Records about charts and figures:
.....

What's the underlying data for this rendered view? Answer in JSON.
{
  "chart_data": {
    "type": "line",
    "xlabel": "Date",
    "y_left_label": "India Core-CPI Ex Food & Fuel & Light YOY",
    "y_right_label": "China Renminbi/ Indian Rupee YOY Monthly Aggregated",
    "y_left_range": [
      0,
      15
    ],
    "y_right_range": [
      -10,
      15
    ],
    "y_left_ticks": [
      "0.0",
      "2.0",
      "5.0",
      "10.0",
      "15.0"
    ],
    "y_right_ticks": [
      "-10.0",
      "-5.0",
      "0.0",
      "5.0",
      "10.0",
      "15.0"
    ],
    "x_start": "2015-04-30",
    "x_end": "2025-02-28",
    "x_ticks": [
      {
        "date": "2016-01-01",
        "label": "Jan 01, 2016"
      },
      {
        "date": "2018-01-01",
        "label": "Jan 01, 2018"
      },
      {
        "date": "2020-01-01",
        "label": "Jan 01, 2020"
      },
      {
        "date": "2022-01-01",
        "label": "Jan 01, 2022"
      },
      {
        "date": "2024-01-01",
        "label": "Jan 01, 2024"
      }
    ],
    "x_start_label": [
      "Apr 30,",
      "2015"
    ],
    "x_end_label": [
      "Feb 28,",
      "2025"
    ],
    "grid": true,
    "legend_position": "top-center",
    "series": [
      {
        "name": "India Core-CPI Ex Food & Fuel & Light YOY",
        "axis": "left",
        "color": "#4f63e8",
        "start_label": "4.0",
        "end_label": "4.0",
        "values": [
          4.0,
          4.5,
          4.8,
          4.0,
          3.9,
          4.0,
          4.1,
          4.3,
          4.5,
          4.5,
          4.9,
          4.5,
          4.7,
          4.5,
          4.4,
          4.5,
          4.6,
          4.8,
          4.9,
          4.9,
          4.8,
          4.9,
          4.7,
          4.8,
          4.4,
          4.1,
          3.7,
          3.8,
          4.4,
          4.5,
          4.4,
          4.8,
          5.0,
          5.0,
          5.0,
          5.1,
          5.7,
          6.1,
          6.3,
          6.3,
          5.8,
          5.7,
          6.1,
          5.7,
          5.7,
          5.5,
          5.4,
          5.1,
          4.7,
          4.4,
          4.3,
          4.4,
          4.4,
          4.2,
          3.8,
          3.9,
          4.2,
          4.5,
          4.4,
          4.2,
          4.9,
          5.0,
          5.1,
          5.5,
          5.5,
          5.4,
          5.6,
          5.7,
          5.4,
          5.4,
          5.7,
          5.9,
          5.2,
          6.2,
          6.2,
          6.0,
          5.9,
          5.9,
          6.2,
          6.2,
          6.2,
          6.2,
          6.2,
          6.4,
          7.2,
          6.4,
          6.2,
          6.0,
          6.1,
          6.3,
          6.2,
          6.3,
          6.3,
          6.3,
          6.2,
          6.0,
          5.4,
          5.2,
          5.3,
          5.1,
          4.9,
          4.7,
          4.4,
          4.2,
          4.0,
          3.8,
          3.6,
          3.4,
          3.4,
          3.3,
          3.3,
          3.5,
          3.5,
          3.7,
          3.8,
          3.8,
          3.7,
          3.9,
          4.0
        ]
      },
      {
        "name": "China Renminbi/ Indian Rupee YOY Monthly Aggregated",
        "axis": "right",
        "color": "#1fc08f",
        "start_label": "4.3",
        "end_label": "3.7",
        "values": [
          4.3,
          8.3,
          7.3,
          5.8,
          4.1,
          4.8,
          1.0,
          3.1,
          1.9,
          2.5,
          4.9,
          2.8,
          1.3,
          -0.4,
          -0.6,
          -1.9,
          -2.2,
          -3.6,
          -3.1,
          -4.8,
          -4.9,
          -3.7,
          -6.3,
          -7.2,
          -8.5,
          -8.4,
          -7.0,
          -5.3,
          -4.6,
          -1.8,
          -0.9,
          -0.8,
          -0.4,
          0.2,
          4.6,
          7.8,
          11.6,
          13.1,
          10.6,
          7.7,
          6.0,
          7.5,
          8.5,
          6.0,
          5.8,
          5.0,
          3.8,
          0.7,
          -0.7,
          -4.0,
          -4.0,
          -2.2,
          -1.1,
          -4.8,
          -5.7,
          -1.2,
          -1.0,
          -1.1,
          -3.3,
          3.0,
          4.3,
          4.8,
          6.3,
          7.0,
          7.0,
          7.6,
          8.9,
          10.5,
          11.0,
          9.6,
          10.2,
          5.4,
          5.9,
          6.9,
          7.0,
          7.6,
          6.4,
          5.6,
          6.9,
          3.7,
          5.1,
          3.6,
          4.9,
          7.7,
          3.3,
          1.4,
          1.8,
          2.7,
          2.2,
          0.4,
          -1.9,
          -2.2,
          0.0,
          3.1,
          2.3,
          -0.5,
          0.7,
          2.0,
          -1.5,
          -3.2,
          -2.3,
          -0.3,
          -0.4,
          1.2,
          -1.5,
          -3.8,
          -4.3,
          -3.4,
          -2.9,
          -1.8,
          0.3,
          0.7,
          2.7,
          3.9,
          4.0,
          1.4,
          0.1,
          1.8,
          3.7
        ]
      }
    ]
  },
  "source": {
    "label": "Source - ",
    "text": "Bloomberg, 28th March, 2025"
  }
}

.....

Set exercise: Write down only the number of lines that contain the string "Monthly" in the listing.

The output: 2